THE EXERCISE:
Write out the whole listing, matching it exactly.

THE INPUT:
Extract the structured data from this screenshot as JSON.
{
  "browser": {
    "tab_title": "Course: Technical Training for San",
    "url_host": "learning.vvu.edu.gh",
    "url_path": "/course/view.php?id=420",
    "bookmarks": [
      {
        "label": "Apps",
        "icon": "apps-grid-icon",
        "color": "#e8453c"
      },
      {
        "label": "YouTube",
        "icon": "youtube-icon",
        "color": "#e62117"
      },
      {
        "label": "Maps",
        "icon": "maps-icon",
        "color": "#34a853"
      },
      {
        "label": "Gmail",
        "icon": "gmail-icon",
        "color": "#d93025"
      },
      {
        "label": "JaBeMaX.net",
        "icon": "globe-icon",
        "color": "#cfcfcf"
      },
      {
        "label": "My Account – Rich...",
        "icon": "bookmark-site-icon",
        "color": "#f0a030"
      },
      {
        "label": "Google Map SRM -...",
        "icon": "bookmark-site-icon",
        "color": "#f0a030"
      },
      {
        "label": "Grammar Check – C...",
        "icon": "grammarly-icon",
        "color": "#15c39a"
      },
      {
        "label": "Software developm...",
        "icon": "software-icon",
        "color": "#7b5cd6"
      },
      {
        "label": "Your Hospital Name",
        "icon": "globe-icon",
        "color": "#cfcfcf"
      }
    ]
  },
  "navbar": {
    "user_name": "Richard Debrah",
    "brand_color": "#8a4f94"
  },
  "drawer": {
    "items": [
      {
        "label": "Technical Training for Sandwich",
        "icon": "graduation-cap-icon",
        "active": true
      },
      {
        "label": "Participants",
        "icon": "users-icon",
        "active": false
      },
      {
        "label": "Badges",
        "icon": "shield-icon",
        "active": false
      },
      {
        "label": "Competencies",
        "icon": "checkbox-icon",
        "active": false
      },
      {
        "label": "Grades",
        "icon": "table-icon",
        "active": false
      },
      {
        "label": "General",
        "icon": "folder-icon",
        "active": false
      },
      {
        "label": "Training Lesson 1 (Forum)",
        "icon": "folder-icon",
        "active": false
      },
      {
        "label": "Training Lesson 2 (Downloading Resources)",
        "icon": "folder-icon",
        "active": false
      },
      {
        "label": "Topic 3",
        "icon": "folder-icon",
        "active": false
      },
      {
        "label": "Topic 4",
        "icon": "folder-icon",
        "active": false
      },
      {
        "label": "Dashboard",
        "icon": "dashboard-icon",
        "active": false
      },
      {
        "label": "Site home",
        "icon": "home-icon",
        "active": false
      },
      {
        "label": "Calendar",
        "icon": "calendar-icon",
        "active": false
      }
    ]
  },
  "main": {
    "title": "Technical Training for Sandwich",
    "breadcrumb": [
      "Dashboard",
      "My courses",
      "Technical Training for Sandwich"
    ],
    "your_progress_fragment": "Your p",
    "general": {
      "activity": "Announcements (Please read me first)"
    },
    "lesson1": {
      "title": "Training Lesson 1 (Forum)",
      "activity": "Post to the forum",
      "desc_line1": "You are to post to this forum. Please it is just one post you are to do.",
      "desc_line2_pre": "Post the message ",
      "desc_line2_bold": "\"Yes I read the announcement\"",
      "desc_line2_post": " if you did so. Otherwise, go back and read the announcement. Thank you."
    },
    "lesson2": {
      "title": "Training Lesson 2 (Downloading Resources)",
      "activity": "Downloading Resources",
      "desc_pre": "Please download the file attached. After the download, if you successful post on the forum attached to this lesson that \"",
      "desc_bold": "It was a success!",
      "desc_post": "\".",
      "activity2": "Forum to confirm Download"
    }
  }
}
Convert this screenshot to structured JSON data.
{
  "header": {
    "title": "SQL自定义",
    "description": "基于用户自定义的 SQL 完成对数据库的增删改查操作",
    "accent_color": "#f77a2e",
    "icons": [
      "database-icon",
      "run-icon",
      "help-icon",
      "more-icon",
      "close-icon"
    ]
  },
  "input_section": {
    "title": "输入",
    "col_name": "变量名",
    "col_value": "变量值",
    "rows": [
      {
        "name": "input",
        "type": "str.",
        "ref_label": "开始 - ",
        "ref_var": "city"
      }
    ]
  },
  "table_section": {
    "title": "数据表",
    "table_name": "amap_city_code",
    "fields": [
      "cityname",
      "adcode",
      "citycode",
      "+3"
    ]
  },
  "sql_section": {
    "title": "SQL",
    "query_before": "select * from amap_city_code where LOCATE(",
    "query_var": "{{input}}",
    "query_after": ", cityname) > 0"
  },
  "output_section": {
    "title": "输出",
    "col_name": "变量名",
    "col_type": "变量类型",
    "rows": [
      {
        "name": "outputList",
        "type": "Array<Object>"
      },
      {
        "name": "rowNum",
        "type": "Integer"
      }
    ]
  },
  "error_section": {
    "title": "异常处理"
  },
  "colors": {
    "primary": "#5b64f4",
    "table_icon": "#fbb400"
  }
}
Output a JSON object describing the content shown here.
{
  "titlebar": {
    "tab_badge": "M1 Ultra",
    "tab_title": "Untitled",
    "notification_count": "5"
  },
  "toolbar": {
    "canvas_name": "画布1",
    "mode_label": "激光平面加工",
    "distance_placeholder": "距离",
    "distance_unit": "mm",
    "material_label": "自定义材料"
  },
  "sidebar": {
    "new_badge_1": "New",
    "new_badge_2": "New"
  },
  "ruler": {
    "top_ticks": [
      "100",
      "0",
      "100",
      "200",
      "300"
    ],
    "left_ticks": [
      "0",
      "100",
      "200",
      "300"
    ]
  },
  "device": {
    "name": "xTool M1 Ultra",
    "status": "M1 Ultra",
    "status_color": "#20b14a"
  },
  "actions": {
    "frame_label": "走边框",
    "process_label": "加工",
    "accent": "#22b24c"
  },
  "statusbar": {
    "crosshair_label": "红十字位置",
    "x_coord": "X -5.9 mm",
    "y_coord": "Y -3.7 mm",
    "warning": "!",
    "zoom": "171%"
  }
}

THE COMPLETED TASK:
Extract the structured data from this screenshot as JSON.
{
  "browser": {
    "tab_title": "Course: Technical Training for San",
    "url_host": "learning.vvu.edu.gh",
    "url_path": "/course/view.php?id=420",
    "bookmarks": [
      {
        "label": "Apps",
        "icon": "apps-grid-icon",
        "color": "#e8453c"
      },
      {
        "label": "YouTube",
        "icon": "youtube-icon",
        "color": "#e62117"
      },
      {
        "label": "Maps",
        "icon": "maps-icon",
        "color": "#34a853"
      },
      {
        "label": "Gmail",
        "icon": "gmail-icon",
        "color": "#d93025"
      },
      {
        "label": "JaBeMaX.net",
        "icon": "globe-icon",
        "color": "#cfcfcf"
      },
      {
        "label": "My Account – Rich...",
        "icon": "bookmark-site-icon",
        "color": "#f0a030"
      },
      {
        "label": "Google Map SRM -...",
        "icon": "bookmark-site-icon",
        "color": "#f0a030"
      },
      {
        "label": "Grammar Check – C...",
        "icon": "grammarly-icon",
        "color": "#15c39a"
      },
      {
        "label": "Software developm...",
        "icon": "software-icon",
        "color": "#7b5cd6"
      },
      {
        "label": "Your Hospital Name",
        "icon": "globe-icon",
        "color": "#cfcfcf"
      }
    ]
  },
  "navbar": {
    "user_name": "Richard Debrah",
    "brand_color": "#8a4f94"
  },
  "drawer": {
    "items": [
      {
        "label": "Technical Training for Sandwich",
        "icon": "graduation-cap-icon",
        "active": true
      },
      {
        "label": "Participants",
        "icon": "users-icon",
        "active": false
      },
      {
        "label": "Badges",
        "icon": "shield-icon",
        "active": false
      },
      {
        "label": "Competencies",
        "icon": "checkbox-icon",
        "active": false
      },
      {
        "label": "Grades",
        "icon": "table-icon",
        "active": false
      },
      {
        "label": "General",
        "icon": "folder-icon",
        "active": false
      },
      {
        "label": "Training Lesson 1 (Forum)",
        "icon": "folder-icon",
        "active": false
      },
      {
        "label": "Training Lesson 2 (Downloading Resources)",
        "icon": "folder-icon",
        "active": false
      },
      {
        "label": "Topic 3",
        "icon": "folder-icon",
        "active": false
      },
      {
        "label": "Topic 4",
        "icon": "folder-icon",
        "active": false
      },
      {
        "label": "Dashboard",
        "icon": "dashboard-icon",
        "active": false
      },
      {
        "label": "Site home",
        "icon": "home-icon",
        "active": false
      },
      {
        "label": "Calendar",
        "icon": "calendar-icon",
        "active": false
      }
    ]
  },
  "main": {
    "title": "Technical Training for Sandwich",
    "breadcrumb": [
      "Dashboard",
      "My courses",
      "Technical Training for Sandwich"
    ],
    "your_progress_fragment": "Your p",
    "general": {
      "activity": "Announcements (Please read me first)"
    },
    "lesson1": {
      "title": "Training Lesson 1 (Forum)",
      "activity": "Post to the forum",
      "desc_line1": "You are to post to this forum. Please it is just one post you are to do.",
      "desc_line2_pre": "Post the message ",
      "desc_line2_bold": "\"Yes I read the announcement\"",
      "desc_line2_post": " if you did so. Otherwise, go back and read the announcement. Thank you."
    },
    "lesson2": {
      "title": "Training Lesson 2 (Downloading Resources)",
      "activity": "Downloading Resources",
      "desc_pre": "Please download the file attached. After the download, if you successful post on the forum attached to this lesson that \"",
      "desc_bold": "It was a success!",
      "desc_post": "\".",
      "activity2": "Forum to confirm Download"
    }
  }
}
Convert this screenshot to structured JSON data.
{
  "header": {
    "title": "SQL自定义",
    "description": "基于用户自定义的 SQL 完成对数据库的增删改查操作",
    "accent_color": "#f77a2e",
    "icons": [
      "database-icon",
      "run-icon",
      "help-icon",
      "more-icon",
      "close-icon"
    ]
  },
  "input_section": {
    "title": "输入",
    "col_name": "变量名",
    "col_value": "变量值",
    "rows": [
      {
        "name": "input",
        "type": "str.",
        "ref_label": "开始 - ",
        "ref_var": "city"
      }
    ]
  },
  "table_section": {
    "title": "数据表",
    "table_name": "amap_city_code",
    "fields": [
      "cityname",
      "adcode",
      "citycode",
      "+3"
    ]
  },
  "sql_section": {
    "title": "SQL",
    "query_before": "select * from amap_city_code where LOCATE(",
    "query_var": "{{input}}",
    "query_after": ", cityname) > 0"
  },
  "output_section": {
    "title": "输出",
    "col_name": "变量名",
    "col_type": "变量类型",
    "rows": [
      {
        "name": "outputList",
        "type": "Array<Object>"
      },
      {
        "name": "rowNum",
        "type": "Integer"
      }
    ]
  },
  "error_section": {
    "title": "异常处理"
  },
  "colors": {
    "primary": "#5b64f4",
    "table_icon": "#fbb400"
  }
}
Output a JSON object describing the content shown here.
{
  "titlebar": {
    "tab_badge": "M1 Ultra",
    "tab_title": "Untitled",
    "notification_count": "5"
  },
  "toolbar": {
    "canvas_name": "画布1",
    "mode_label": "激光平面加工",
    "distance_placeholder": "距离",
    "distance_unit": "mm",
    "material_label": "自定义材料"
  },
  "sidebar": {
    "new_badge_1": "New",
    "new_badge_2": "New"
  },
  "ruler": {
    "top_ticks": [
      "100",
      "0",
      "100",
      "200",
      "300"
    ],
    "left_ticks": [
      "0",
      "100",
      "200",
      "300"
    ]
  },
  "device": {
    "name": "xTool M1 Ultra",
    "status": "M1 Ultra",
    "status_color": "#20b14a"
  },
  "actions": {
    "frame_label": "走边框",
    "process_label": "加工",
    "accent": "#22b24c"
  },
  "statusbar": {
    "crosshair_label": "红十字位置",
    "x_coord": "X -5.9 mm",
    "y_coord": "Y -3.7 mm",
    "warning": "!",
    "zoom": "171%"
  }
}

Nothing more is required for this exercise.